→ **Exercise aim**
Show, in full, each line of the data that contains "title".

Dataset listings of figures
** Start **

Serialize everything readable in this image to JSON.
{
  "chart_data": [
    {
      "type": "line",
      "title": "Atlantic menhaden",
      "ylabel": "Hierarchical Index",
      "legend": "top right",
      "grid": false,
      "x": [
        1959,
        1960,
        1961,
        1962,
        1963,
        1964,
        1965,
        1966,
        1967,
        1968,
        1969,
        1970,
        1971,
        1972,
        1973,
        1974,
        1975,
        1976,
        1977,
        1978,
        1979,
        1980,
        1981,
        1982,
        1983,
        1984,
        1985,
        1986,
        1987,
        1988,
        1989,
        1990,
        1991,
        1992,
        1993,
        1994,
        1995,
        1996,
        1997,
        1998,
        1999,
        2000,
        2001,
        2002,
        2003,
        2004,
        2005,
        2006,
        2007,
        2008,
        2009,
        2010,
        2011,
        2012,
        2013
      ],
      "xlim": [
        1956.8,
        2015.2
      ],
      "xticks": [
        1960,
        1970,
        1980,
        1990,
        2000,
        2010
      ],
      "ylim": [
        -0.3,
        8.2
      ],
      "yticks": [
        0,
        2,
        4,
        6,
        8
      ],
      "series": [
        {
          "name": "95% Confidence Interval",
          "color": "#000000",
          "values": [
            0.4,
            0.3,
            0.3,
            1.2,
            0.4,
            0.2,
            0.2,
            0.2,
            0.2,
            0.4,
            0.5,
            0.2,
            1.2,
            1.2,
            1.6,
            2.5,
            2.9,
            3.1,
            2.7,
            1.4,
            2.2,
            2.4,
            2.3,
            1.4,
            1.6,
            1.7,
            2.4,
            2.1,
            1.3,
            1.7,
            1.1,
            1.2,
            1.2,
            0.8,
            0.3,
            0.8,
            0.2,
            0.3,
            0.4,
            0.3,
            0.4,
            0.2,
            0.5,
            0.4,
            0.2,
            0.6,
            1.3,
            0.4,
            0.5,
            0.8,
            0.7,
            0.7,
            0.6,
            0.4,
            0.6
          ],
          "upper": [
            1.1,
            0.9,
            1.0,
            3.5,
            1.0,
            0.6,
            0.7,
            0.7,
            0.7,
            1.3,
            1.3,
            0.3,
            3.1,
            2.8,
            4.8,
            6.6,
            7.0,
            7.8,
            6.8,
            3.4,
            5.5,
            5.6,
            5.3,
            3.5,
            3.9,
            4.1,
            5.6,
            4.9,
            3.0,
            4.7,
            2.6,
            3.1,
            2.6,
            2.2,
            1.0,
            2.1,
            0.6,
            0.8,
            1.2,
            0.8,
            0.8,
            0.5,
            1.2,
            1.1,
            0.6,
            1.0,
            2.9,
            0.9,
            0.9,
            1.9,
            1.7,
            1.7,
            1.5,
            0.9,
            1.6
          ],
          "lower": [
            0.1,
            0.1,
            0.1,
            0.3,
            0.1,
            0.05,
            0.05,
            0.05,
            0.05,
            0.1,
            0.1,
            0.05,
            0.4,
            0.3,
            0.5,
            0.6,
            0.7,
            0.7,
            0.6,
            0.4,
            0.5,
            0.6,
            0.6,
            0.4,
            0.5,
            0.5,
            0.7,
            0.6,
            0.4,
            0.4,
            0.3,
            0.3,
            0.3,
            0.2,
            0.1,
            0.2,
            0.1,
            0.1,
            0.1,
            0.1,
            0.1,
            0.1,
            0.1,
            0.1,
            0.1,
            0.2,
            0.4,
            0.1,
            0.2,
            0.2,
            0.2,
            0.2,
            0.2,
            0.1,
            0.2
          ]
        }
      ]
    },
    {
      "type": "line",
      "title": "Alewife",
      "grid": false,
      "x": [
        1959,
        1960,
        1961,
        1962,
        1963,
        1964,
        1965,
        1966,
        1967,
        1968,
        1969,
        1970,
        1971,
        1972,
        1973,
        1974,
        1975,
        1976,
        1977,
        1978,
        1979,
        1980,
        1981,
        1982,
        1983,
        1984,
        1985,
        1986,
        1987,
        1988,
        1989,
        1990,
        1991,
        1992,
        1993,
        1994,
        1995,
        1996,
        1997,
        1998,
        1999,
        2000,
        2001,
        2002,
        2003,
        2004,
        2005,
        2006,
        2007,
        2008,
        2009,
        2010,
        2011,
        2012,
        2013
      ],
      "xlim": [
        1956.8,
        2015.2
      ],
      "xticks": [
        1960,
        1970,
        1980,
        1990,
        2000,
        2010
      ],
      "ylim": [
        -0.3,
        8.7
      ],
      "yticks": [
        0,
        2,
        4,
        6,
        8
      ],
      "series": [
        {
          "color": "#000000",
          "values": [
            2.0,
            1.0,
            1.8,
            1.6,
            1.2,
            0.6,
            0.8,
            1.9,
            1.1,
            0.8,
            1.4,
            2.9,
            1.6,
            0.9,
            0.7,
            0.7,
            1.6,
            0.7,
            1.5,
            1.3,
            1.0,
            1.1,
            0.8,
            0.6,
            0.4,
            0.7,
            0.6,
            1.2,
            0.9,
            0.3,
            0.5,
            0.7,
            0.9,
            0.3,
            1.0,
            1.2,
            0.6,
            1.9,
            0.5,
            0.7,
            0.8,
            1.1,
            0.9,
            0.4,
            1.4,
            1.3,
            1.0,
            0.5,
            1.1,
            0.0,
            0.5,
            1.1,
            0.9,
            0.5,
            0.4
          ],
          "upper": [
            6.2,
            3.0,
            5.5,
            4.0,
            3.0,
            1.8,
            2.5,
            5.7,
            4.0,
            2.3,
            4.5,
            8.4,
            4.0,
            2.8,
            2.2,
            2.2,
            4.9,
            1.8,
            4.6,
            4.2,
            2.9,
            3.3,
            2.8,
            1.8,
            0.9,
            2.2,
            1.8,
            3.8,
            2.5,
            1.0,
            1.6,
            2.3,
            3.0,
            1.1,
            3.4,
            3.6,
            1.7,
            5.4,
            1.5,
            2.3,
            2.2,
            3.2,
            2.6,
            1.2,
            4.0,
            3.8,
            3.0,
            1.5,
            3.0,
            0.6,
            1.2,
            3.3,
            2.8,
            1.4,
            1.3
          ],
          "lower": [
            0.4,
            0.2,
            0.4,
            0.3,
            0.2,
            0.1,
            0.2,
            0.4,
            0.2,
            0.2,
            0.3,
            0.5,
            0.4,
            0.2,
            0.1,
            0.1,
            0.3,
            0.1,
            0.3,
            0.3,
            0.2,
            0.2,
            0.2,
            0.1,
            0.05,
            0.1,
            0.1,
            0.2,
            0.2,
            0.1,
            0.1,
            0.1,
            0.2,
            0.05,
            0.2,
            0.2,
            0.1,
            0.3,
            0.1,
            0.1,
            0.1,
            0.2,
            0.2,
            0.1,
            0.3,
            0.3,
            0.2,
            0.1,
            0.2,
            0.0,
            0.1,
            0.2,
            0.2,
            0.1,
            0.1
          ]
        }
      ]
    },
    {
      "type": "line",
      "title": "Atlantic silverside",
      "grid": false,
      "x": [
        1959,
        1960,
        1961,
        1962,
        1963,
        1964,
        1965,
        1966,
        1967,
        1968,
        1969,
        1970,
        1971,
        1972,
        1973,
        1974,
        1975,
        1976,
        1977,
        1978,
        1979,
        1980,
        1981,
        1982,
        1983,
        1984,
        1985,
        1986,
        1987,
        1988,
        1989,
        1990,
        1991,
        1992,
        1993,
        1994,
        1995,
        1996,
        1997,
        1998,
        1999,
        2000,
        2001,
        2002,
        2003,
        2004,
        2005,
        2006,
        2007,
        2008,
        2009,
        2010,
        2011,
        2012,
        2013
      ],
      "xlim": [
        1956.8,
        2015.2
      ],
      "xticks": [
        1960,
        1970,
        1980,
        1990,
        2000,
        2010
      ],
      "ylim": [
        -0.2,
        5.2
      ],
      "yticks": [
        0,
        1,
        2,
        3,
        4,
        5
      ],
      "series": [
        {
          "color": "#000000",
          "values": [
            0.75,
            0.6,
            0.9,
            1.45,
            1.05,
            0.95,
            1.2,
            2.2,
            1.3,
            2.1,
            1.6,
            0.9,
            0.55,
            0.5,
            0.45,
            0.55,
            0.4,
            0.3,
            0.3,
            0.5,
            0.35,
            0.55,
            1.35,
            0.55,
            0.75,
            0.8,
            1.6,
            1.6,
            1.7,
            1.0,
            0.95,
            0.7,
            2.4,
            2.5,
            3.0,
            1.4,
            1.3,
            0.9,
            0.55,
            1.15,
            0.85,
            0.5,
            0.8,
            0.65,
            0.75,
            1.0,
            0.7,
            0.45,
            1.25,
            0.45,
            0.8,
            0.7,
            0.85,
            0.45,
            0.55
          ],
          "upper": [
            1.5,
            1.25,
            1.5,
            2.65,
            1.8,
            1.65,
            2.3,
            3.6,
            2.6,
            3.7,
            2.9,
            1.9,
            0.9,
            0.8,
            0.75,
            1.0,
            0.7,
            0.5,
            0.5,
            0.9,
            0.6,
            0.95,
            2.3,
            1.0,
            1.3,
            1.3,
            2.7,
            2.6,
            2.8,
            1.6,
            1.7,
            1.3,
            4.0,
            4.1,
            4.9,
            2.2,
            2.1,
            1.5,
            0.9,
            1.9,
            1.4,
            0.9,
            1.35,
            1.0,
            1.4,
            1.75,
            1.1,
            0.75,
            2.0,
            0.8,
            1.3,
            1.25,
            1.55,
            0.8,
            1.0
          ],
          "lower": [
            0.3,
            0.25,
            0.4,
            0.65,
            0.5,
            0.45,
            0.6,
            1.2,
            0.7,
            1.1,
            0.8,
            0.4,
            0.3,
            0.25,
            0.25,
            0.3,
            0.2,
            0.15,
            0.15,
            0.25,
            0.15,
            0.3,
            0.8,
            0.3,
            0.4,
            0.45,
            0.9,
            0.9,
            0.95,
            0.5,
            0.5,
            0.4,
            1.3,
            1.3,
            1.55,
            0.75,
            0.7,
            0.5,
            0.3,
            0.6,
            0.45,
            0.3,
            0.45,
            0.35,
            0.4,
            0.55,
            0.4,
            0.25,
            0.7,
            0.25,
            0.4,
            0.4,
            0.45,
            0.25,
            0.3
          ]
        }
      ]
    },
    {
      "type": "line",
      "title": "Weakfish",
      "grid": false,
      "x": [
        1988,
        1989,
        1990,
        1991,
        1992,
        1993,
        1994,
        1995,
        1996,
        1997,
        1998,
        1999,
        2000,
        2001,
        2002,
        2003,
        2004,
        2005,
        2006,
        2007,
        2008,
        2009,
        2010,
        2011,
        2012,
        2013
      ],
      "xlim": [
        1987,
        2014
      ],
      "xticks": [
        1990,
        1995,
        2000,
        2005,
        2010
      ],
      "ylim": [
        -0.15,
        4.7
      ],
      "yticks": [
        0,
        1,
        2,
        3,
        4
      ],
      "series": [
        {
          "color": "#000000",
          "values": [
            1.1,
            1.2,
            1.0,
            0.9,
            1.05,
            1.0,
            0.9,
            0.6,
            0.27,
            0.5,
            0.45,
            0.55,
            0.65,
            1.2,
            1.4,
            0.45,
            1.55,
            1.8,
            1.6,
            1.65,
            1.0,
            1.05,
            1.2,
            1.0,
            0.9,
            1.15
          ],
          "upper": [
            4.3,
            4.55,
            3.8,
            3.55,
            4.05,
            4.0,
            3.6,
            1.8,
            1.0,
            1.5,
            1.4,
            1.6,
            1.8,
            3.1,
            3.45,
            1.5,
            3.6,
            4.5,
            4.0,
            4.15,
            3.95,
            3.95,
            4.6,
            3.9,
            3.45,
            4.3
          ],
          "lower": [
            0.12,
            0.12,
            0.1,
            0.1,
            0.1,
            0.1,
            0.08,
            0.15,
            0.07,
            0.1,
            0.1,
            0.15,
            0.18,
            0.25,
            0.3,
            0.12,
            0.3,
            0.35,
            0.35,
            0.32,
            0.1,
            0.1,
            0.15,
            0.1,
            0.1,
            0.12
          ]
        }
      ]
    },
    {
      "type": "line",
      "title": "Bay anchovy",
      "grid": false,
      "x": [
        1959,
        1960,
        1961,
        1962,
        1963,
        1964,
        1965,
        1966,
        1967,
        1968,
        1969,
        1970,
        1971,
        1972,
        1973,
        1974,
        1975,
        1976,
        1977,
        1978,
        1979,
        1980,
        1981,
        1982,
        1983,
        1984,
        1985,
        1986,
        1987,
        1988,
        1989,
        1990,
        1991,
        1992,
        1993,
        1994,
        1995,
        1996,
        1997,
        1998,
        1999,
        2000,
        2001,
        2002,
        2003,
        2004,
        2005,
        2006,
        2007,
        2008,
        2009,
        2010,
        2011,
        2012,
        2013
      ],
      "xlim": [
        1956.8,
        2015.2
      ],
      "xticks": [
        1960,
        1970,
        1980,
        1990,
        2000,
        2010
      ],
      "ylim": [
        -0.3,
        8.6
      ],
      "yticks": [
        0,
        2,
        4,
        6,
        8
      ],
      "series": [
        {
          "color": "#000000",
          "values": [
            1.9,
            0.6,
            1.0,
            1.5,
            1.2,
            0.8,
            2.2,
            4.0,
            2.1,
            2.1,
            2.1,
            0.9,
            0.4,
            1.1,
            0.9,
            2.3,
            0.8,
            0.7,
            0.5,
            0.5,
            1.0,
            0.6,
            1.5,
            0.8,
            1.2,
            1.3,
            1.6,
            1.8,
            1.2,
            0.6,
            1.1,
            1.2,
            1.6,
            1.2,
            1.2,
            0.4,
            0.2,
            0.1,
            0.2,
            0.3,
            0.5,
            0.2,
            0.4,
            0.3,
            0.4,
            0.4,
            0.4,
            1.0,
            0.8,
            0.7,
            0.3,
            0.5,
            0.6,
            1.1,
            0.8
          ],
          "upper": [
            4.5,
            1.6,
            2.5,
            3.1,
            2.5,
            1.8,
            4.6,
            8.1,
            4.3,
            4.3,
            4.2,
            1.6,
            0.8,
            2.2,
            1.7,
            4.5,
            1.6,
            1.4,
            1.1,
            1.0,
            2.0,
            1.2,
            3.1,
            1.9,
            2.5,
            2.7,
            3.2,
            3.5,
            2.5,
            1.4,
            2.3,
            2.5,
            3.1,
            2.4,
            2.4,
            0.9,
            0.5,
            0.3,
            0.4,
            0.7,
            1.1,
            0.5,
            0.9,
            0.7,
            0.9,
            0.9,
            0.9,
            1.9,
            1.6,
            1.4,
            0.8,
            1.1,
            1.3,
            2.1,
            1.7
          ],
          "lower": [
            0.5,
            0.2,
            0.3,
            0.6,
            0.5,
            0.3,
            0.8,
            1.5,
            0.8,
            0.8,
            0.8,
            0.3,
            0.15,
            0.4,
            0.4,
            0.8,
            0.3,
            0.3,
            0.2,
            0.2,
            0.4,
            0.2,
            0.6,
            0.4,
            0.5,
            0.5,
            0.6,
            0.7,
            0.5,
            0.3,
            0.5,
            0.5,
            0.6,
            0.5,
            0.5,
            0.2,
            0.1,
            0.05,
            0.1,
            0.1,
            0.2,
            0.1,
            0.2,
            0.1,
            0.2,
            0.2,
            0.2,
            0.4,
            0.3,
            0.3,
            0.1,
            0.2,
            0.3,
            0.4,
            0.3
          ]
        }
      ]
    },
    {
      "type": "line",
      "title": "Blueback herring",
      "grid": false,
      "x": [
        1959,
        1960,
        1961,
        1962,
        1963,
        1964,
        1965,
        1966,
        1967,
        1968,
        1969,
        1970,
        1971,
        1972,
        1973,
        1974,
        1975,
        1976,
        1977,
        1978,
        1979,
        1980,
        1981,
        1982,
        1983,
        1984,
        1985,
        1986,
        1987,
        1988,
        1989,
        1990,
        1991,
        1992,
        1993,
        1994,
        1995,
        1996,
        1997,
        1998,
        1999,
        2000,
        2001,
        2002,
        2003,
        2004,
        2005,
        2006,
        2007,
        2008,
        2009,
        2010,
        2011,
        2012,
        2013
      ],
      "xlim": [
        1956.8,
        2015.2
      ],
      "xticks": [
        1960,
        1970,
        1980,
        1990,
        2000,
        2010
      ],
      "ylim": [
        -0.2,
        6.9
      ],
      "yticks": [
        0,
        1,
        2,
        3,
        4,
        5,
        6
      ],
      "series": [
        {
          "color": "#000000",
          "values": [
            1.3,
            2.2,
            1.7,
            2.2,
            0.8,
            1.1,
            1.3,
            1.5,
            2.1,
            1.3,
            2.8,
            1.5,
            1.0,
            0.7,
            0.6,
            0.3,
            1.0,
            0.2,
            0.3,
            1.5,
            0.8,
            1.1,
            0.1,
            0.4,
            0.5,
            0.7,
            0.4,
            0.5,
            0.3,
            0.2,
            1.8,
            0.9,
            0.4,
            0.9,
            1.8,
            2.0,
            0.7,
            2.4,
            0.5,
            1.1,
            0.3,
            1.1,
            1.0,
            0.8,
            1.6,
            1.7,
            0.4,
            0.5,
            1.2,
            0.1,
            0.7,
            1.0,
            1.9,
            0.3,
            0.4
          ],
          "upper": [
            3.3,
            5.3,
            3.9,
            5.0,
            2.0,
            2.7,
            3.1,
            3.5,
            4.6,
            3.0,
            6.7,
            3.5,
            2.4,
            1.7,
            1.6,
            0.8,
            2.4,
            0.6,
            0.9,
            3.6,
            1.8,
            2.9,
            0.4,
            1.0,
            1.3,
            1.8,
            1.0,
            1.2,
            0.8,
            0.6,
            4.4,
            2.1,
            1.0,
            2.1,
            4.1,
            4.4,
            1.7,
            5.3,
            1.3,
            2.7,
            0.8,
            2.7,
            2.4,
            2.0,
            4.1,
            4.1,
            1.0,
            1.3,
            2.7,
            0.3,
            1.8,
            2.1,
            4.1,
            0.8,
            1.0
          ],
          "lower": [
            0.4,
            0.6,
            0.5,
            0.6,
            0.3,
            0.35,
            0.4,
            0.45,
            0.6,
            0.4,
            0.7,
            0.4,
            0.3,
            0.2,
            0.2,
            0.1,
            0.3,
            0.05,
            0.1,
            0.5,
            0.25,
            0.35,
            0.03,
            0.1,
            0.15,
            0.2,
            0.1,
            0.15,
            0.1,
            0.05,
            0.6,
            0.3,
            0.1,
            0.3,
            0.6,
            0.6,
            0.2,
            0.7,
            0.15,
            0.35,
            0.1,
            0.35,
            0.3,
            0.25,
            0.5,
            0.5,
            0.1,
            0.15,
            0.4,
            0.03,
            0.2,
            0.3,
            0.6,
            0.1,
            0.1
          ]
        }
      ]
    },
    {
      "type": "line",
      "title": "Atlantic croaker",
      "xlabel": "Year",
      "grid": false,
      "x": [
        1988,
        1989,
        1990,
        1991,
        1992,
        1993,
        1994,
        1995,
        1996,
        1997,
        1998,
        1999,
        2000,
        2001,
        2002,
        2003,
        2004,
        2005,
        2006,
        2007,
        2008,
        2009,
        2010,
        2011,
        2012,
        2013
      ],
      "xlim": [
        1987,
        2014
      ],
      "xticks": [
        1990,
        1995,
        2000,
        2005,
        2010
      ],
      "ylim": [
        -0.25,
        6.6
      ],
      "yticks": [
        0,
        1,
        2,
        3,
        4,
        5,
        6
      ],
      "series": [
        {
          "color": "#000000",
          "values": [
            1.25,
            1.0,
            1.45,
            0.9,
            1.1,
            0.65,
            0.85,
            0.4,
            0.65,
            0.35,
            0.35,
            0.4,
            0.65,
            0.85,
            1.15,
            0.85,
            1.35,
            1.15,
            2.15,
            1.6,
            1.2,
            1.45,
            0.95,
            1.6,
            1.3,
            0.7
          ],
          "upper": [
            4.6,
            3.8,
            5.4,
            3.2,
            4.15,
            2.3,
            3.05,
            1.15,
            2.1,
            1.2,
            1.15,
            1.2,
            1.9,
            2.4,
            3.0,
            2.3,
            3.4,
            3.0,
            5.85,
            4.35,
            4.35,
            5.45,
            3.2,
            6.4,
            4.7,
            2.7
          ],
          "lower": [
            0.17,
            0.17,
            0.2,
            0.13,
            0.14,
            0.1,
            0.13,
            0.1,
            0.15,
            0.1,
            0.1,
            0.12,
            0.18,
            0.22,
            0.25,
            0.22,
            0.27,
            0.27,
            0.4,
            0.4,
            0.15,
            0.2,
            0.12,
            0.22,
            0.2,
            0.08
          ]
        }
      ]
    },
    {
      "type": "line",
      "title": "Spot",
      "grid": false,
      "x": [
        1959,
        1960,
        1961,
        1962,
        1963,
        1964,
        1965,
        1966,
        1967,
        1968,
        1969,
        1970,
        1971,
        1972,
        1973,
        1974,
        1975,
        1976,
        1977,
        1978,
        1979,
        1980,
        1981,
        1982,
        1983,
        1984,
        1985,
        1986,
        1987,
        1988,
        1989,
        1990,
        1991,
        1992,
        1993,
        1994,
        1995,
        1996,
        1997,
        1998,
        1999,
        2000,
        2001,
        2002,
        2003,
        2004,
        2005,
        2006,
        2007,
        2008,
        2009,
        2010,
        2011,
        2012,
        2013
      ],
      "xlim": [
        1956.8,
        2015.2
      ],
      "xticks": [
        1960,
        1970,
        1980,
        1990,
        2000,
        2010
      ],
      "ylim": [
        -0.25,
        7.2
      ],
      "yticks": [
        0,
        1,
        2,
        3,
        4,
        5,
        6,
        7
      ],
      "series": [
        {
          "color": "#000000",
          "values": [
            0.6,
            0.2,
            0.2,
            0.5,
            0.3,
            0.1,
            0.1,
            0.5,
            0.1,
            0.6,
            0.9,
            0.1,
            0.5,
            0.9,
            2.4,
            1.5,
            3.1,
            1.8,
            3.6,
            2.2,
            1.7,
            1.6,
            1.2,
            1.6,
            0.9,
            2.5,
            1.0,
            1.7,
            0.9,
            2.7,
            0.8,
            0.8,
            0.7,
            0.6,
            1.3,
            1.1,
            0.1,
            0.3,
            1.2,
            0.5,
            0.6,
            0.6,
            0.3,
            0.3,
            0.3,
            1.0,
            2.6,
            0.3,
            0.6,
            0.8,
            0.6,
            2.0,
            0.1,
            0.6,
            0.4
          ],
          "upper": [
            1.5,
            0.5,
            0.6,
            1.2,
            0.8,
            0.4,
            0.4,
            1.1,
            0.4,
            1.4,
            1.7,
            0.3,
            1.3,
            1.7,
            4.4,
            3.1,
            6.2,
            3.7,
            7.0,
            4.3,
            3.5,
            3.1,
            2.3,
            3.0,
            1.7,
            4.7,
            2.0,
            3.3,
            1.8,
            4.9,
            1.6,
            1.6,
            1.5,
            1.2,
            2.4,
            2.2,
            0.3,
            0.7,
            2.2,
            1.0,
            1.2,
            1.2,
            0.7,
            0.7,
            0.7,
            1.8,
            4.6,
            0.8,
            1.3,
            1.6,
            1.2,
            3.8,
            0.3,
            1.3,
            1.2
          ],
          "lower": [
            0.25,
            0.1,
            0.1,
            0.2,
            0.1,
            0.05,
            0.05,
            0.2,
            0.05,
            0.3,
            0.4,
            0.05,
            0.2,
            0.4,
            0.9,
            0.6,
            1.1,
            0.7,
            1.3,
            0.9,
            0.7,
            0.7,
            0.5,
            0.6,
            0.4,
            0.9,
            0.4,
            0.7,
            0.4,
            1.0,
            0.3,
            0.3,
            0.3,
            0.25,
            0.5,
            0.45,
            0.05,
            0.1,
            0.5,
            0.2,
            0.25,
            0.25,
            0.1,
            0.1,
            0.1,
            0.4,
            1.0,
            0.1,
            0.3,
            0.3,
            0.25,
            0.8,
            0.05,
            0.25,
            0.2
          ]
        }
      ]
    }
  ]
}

** End **

→ **Expected output**
      "title": "Atlantic menhaden",
      "title": "Alewife",
      "title": "Atlantic silverside",
      "title": "Weakfish",
      "title": "Bay anchovy",
      "title": "Blueback herring",
      "title": "Atlantic croaker",
      "title": "Spot",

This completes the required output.